Extracted records
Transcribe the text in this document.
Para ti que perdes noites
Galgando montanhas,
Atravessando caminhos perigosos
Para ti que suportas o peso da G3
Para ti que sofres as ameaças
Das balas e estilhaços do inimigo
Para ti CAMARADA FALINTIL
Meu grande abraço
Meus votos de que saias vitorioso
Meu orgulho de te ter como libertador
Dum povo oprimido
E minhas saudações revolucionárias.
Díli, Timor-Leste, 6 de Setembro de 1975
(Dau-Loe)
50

---

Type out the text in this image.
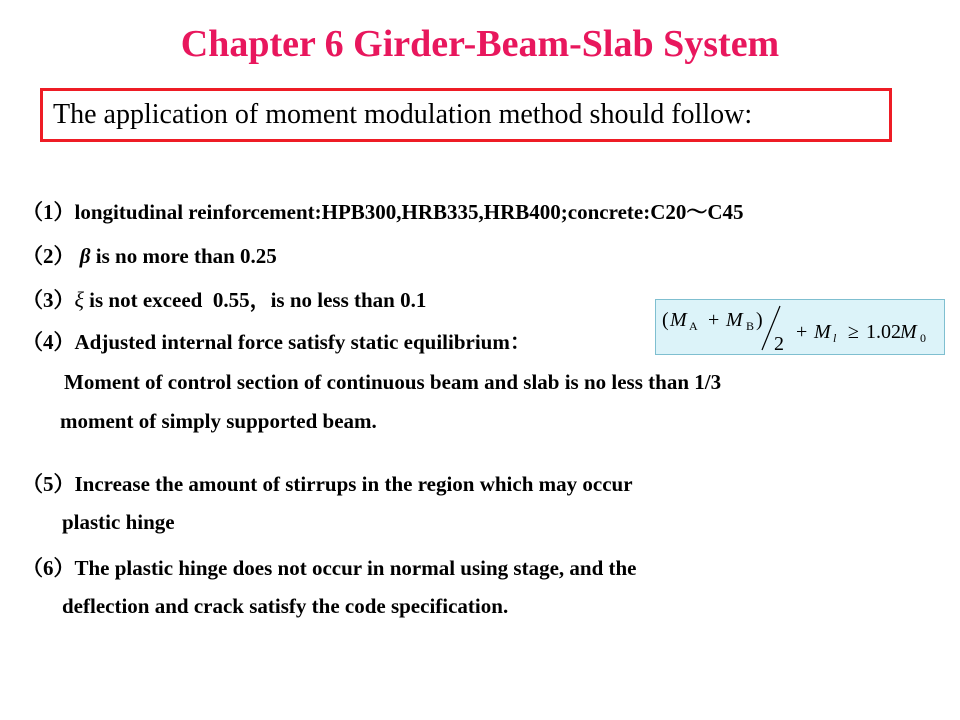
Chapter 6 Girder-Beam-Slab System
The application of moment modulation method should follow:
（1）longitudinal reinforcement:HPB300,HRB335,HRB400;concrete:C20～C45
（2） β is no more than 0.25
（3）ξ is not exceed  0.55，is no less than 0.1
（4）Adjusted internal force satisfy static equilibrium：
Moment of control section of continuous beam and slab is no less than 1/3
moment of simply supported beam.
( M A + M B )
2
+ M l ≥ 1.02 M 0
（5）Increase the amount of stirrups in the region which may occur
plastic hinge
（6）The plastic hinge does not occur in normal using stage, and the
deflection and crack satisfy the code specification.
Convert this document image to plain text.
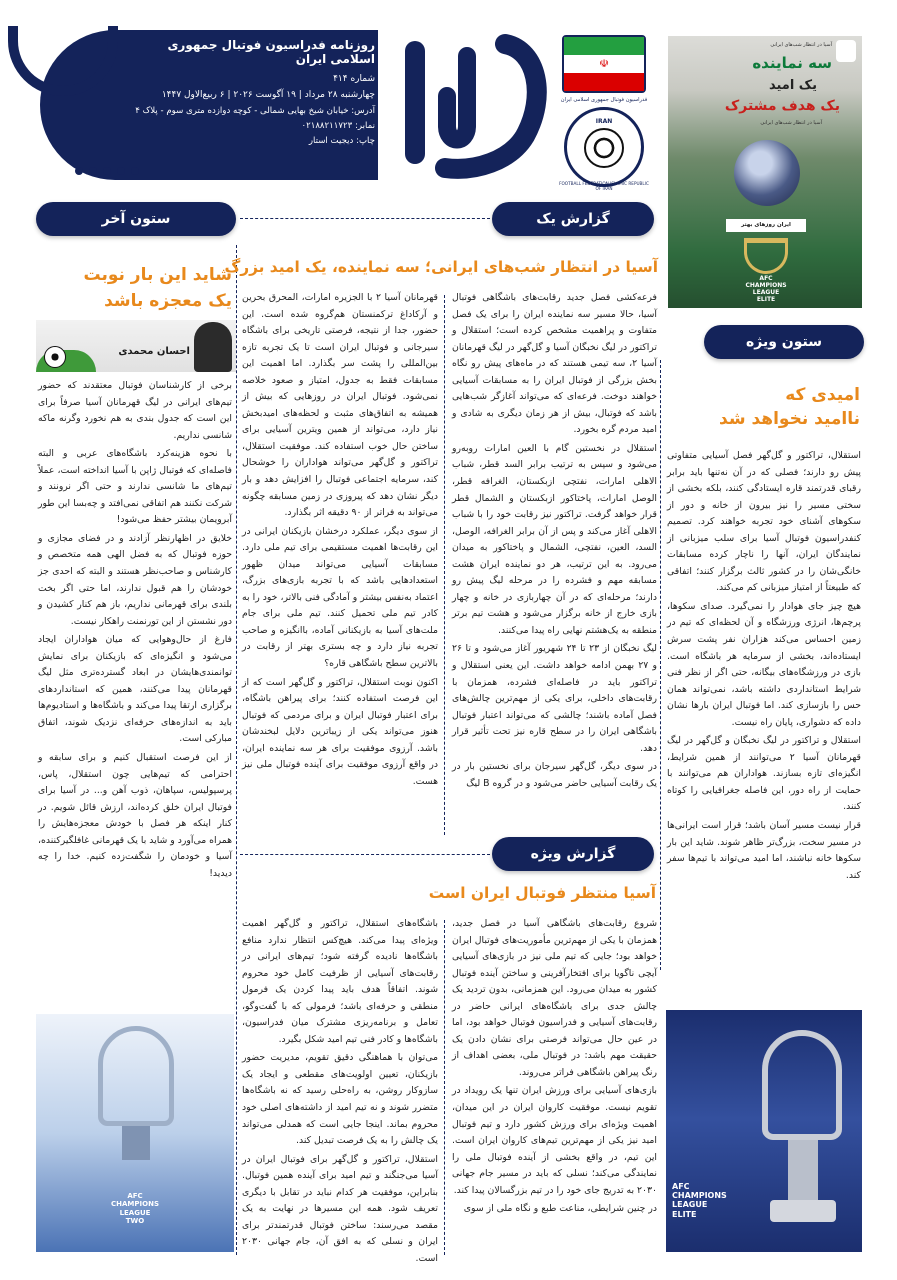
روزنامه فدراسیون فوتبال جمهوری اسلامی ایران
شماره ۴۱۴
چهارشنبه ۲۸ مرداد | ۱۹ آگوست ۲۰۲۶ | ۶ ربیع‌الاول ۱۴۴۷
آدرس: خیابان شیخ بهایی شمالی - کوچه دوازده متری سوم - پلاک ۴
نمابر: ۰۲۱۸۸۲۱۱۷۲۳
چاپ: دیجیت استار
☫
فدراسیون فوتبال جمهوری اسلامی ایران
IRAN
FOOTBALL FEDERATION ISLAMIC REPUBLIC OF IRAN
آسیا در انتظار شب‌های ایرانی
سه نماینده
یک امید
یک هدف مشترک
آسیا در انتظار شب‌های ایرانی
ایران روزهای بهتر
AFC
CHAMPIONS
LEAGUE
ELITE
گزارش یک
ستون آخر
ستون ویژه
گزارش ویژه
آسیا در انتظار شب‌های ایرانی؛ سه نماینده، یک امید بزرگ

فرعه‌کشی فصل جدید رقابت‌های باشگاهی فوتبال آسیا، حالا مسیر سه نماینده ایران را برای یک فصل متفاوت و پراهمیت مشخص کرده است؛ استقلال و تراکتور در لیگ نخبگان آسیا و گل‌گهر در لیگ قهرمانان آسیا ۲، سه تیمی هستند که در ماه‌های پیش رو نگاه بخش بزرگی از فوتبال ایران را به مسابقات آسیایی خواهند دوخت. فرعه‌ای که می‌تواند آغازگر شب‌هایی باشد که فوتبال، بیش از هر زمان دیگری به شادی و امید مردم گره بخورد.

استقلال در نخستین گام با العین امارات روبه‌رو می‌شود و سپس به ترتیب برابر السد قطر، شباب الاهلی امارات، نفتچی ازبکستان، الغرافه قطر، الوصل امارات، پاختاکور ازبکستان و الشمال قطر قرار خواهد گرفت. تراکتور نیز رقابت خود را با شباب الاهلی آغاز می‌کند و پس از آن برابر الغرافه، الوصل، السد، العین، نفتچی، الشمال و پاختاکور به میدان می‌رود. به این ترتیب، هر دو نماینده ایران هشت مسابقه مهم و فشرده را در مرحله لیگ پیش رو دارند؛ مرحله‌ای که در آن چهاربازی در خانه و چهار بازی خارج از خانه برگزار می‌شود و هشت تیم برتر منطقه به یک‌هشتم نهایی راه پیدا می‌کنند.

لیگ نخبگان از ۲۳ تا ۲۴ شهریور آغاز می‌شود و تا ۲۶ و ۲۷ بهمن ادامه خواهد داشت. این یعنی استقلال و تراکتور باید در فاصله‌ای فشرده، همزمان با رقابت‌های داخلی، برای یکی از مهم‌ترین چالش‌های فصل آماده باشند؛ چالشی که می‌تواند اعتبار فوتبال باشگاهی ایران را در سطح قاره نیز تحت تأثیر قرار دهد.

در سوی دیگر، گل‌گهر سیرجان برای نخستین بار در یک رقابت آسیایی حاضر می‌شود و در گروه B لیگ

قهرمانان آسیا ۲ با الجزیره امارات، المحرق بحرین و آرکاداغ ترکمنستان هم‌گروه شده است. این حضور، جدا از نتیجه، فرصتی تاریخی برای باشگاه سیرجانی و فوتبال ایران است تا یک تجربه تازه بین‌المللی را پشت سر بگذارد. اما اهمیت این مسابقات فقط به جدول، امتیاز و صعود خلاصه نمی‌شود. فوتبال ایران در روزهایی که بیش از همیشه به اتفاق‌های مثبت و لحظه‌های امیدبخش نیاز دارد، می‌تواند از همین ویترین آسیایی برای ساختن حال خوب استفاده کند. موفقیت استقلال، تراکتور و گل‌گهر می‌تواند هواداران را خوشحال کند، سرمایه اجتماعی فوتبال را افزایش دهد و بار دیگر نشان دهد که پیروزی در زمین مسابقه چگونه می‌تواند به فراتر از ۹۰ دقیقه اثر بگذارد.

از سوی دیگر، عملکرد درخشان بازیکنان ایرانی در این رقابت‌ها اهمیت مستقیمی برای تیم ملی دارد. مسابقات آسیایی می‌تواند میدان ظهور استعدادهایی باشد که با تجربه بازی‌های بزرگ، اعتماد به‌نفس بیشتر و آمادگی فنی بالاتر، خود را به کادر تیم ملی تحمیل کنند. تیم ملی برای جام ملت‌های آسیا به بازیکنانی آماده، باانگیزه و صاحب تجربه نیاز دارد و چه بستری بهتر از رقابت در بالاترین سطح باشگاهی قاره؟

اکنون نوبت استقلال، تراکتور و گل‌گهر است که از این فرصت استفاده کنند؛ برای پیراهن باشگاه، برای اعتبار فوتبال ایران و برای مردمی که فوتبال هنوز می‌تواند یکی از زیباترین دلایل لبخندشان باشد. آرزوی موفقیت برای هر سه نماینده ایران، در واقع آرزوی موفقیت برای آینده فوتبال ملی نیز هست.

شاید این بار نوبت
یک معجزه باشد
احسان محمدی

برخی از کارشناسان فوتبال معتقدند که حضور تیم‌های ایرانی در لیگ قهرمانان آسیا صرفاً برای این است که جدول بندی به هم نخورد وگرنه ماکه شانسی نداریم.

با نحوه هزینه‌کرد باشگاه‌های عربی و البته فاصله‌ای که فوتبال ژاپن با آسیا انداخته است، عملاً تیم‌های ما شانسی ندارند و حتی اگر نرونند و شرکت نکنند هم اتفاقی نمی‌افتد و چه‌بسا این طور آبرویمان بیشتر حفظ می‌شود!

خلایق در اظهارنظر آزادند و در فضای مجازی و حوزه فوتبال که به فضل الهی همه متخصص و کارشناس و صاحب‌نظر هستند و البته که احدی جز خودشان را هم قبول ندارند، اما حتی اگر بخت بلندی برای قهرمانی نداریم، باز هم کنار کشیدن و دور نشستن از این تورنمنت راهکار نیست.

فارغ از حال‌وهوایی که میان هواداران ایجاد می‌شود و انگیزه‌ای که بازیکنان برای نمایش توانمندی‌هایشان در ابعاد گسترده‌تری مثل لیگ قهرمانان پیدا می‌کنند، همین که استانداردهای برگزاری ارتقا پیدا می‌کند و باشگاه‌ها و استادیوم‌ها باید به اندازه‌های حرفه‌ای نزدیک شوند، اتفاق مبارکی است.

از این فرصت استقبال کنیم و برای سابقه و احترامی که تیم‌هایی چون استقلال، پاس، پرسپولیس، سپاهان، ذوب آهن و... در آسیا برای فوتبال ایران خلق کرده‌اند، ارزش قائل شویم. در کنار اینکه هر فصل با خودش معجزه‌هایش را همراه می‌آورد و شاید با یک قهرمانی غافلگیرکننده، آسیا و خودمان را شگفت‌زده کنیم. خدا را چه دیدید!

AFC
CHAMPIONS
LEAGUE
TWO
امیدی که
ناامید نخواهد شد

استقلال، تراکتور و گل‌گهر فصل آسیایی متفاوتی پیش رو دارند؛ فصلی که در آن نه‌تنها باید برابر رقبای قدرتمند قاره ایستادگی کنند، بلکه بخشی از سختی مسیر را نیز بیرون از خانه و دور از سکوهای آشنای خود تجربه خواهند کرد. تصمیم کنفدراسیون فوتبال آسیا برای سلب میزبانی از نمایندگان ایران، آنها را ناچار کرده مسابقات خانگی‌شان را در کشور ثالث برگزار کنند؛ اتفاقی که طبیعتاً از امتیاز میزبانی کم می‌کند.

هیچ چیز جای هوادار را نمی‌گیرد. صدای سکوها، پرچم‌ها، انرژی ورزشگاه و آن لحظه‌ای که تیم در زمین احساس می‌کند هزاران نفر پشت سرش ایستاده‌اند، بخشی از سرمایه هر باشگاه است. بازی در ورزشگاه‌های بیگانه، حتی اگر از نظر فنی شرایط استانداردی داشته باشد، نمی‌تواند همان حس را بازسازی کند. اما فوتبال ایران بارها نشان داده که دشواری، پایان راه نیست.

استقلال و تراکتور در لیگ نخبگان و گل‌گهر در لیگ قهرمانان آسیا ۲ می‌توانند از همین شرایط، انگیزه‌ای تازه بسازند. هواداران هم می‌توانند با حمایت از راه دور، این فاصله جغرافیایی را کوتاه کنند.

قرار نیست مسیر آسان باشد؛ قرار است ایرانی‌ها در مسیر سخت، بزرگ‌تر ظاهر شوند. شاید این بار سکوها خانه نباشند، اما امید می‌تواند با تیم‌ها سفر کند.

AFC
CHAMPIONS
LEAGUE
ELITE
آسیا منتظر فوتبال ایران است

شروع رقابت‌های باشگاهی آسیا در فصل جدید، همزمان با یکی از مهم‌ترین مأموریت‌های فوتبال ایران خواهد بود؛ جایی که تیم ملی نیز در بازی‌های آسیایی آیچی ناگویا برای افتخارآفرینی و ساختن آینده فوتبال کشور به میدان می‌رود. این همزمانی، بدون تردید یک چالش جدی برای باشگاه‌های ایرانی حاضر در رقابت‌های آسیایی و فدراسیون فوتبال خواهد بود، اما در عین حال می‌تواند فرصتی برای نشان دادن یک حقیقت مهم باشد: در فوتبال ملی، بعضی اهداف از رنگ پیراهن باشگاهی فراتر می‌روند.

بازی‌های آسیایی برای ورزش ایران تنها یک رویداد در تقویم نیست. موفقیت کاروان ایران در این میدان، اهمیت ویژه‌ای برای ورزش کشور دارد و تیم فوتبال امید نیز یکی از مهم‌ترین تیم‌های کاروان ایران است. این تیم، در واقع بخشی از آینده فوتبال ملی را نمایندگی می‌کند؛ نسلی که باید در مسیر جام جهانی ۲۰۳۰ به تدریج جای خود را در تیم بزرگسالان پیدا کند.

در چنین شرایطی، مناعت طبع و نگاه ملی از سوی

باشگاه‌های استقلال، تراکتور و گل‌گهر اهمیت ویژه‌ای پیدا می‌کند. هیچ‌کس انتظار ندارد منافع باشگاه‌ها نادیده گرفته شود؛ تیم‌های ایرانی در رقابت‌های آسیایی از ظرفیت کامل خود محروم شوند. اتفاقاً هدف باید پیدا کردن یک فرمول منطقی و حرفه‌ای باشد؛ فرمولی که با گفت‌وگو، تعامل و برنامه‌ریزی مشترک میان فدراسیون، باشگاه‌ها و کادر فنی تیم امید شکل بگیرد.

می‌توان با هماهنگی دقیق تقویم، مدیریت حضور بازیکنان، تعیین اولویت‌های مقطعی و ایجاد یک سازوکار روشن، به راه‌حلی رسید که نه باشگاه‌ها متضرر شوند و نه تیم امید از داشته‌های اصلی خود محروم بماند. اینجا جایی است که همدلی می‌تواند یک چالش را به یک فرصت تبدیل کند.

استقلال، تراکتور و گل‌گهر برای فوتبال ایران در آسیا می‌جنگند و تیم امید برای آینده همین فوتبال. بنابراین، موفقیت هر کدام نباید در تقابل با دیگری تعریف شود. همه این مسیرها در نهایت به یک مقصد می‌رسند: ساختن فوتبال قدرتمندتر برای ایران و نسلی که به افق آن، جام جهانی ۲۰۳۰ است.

## What you should do
Look through the data above. Find each line with the string "گروه" and copy it.

## Full solution
در سوی دیگر، گل‌گهر سیرجان برای نخستین بار در یک رقابت آسیایی حاضر می‌شود و در گروه B لیگ
قهرمانان آسیا ۲ با الجزیره امارات، المحرق بحرین و آرکاداغ ترکمنستان هم‌گروه شده است. این حضور، جدا از نتیجه، فرصتی تاریخی برای باشگاه سیرجانی و فوتبال ایران است تا یک تجربه تازه بین‌المللی را پشت سر بگذارد. اما اهمیت این مسابقات فقط به جدول، امتیاز و صعود خلاصه نمی‌شود. فوتبال ایران در روزهایی که بیش از همیشه به اتفاق‌های مثبت و لحظه‌های امیدبخش نیاز دارد، می‌تواند از همین ویترین آسیایی برای ساختن حال خوب استفاده کند. موفقیت استقلال، تراکتور و گل‌گهر می‌تواند هواداران را خوشحال کند، سرمایه اجتماعی فوتبال را افزایش دهد و بار دیگر نشان دهد که پیروزی در زمین مسابقه چگونه می‌تواند به فراتر از ۹۰ دقیقه اثر بگذارد.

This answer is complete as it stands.